=== Exercise aim ===
Go through the records and copy each line where the word "delta" occurs.

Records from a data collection

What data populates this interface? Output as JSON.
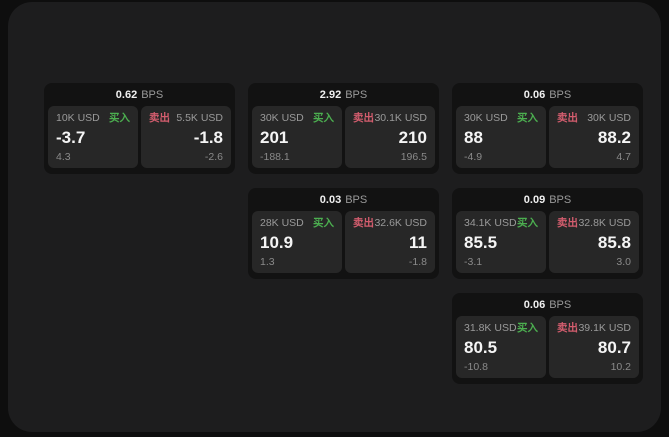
{
  "labels": {
    "bps_unit": "BPS",
    "buy": "买入",
    "sell": "卖出"
  },
  "colors": {
    "buy_green": "#4caf50",
    "sell_pink": "#d35d6e",
    "panel_bg": "#1d1d1e",
    "card_bg": "#121212",
    "subcard_bg": "#272727",
    "value_white": "#f5f5f5",
    "muted_gray": "#9a9a9a"
  },
  "cards": [
    {
      "bps": "0.62",
      "buy": {
        "amount": "10K USD",
        "value": "-3.7",
        "delta": "4.3"
      },
      "sell": {
        "amount": "5.5K USD",
        "value": "-1.8",
        "delta": "-2.6"
      }
    },
    {
      "bps": "2.92",
      "buy": {
        "amount": "30K USD",
        "value": "201",
        "delta": "-188.1"
      },
      "sell": {
        "amount": "30.1K USD",
        "value": "210",
        "delta": "196.5"
      }
    },
    {
      "bps": "0.06",
      "buy": {
        "amount": "30K USD",
        "value": "88",
        "delta": "-4.9"
      },
      "sell": {
        "amount": "30K USD",
        "value": "88.2",
        "delta": "4.7"
      }
    },
    {
      "bps": "0.03",
      "buy": {
        "amount": "28K USD",
        "value": "10.9",
        "delta": "1.3"
      },
      "sell": {
        "amount": "32.6K USD",
        "value": "11",
        "delta": "-1.8"
      }
    },
    {
      "bps": "0.09",
      "buy": {
        "amount": "34.1K USD",
        "value": "85.5",
        "delta": "-3.1"
      },
      "sell": {
        "amount": "32.8K USD",
        "value": "85.8",
        "delta": "3.0"
      }
    },
    {
      "bps": "0.06",
      "buy": {
        "amount": "31.8K USD",
        "value": "80.5",
        "delta": "-10.8"
      },
      "sell": {
        "amount": "39.1K USD",
        "value": "80.7",
        "delta": "10.2"
      }
    }
  ]
}
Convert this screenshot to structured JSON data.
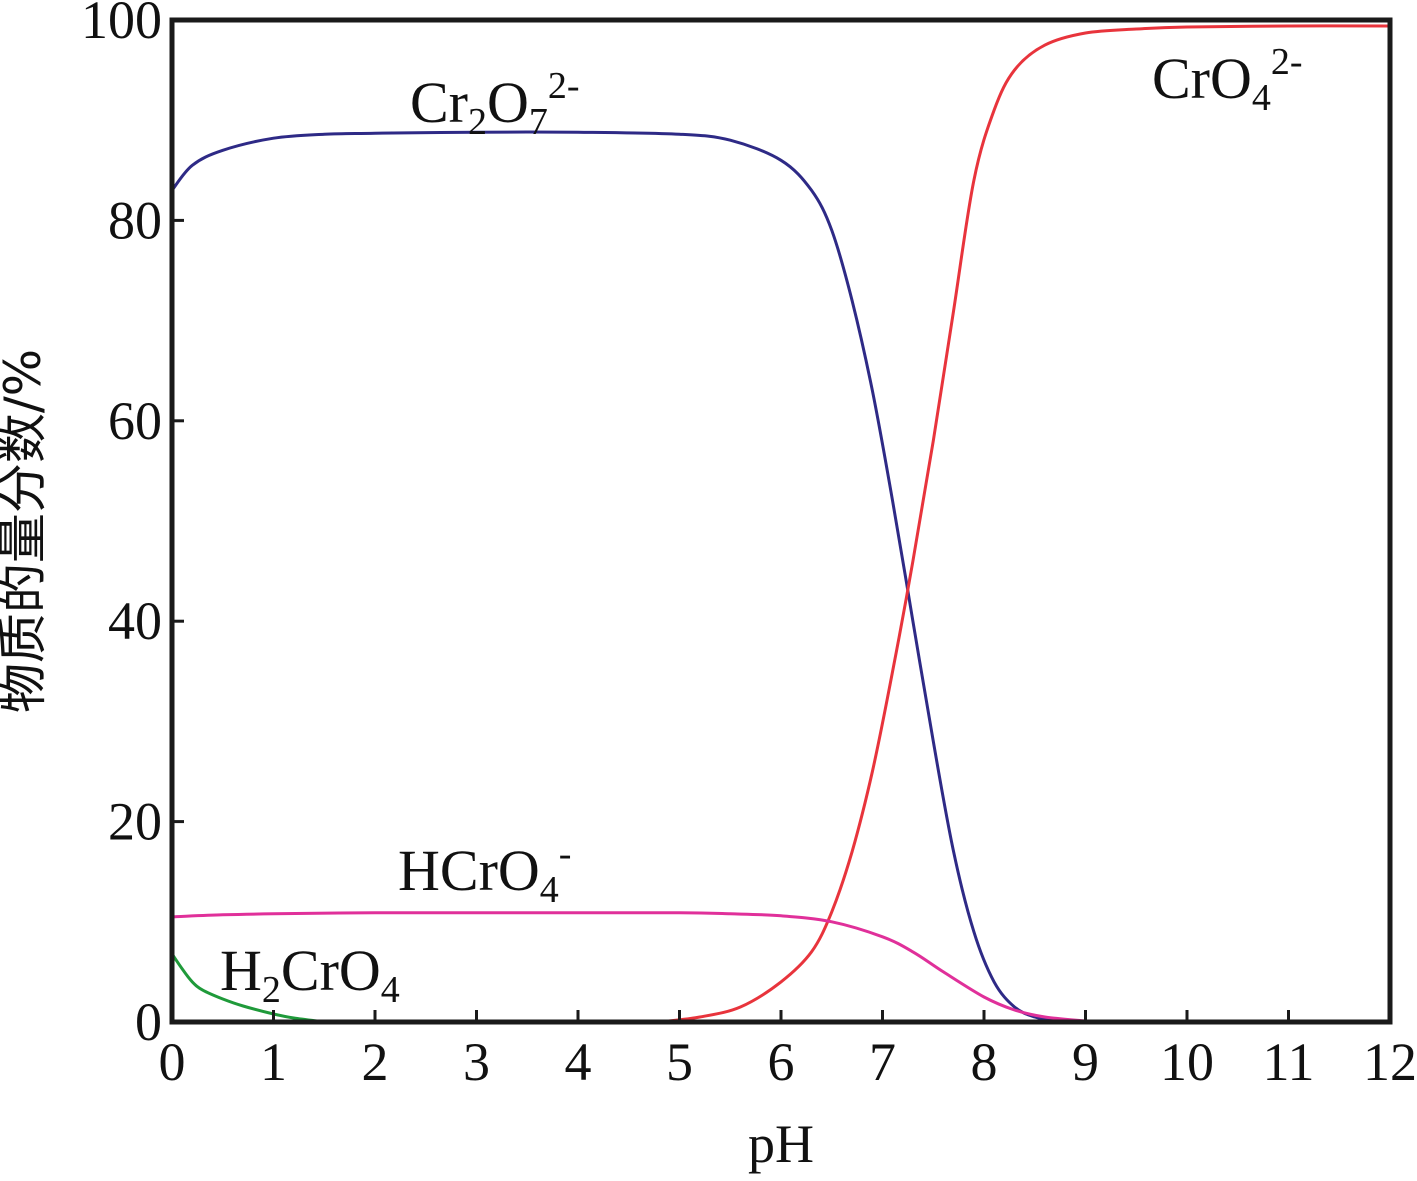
{
  "chart_data": {
    "type": "line",
    "xlabel": "pH",
    "ylabel": "物质的量分数/%",
    "xlim": [
      0,
      12
    ],
    "ylim": [
      0,
      100
    ],
    "xticks": [
      "0",
      "1",
      "2",
      "3",
      "4",
      "5",
      "6",
      "7",
      "8",
      "9",
      "10",
      "11",
      "12"
    ],
    "yticks": [
      "0",
      "20",
      "40",
      "60",
      "80",
      "100"
    ],
    "grid": false,
    "series": [
      {
        "name": "Cr2O7 2-",
        "label": {
          "base": "Cr",
          "sub1": "2",
          "mid": "O",
          "sub2": "7",
          "sup": "2-"
        },
        "color": "#2e2a86",
        "x": [
          0,
          0.2,
          0.5,
          1,
          1.5,
          2,
          3,
          4,
          5,
          5.5,
          6,
          6.3,
          6.5,
          6.7,
          6.9,
          7.1,
          7.3,
          7.5,
          7.7,
          7.9,
          8.1,
          8.3,
          8.5,
          8.7,
          9.0
        ],
        "y": [
          83,
          85.5,
          87,
          88.2,
          88.6,
          88.7,
          88.8,
          88.8,
          88.6,
          88,
          86,
          83,
          79,
          72,
          63,
          52,
          40,
          28,
          17,
          9,
          4,
          1.5,
          0.5,
          0.2,
          0
        ]
      },
      {
        "name": "CrO4 2-",
        "label": {
          "base": "CrO",
          "sub1": "4",
          "sup": "2-"
        },
        "color": "#e8343c",
        "x": [
          4.8,
          5.2,
          5.6,
          6.0,
          6.3,
          6.5,
          6.7,
          6.9,
          7.1,
          7.3,
          7.5,
          7.7,
          7.9,
          8.1,
          8.3,
          8.6,
          9.0,
          9.5,
          10,
          11,
          12
        ],
        "y": [
          0,
          0.5,
          1.5,
          4,
          7,
          11,
          17,
          25,
          35,
          46,
          58,
          71,
          84,
          91,
          95,
          97.5,
          98.7,
          99.1,
          99.3,
          99.4,
          99.4
        ]
      },
      {
        "name": "HCrO4 -",
        "label": {
          "base": "HCrO",
          "sub1": "4",
          "sup": "-"
        },
        "color": "#e0309a",
        "x": [
          0,
          0.5,
          1,
          2,
          3,
          4,
          5,
          5.5,
          6,
          6.5,
          7,
          7.3,
          7.6,
          8,
          8.3,
          8.6,
          9.0
        ],
        "y": [
          10.5,
          10.7,
          10.8,
          10.9,
          10.9,
          10.9,
          10.9,
          10.8,
          10.6,
          10.0,
          8.5,
          7,
          5,
          2.5,
          1.2,
          0.5,
          0.1
        ]
      },
      {
        "name": "H2CrO4",
        "label": {
          "base": "H",
          "sub1": "2",
          "mid": "CrO",
          "sub2": "4"
        },
        "color": "#1f9a3a",
        "x": [
          0,
          0.1,
          0.2,
          0.3,
          0.5,
          0.7,
          1.0,
          1.2,
          1.5
        ],
        "y": [
          6.8,
          5.3,
          4.0,
          3.2,
          2.3,
          1.6,
          0.8,
          0.4,
          0
        ]
      }
    ]
  }
}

=== The response ===
        "delta": "4.3"
        "delta": "-2.6"
        "delta": "-188.1"
        "delta": "196.5"
        "delta": "-4.9"
        "delta": "4.7"
        "delta": "1.3"
        "delta": "-1.8"
        "delta": "-3.1"
        "delta": "3.0"
        "delta": "-10.8"
        "delta": "10.2"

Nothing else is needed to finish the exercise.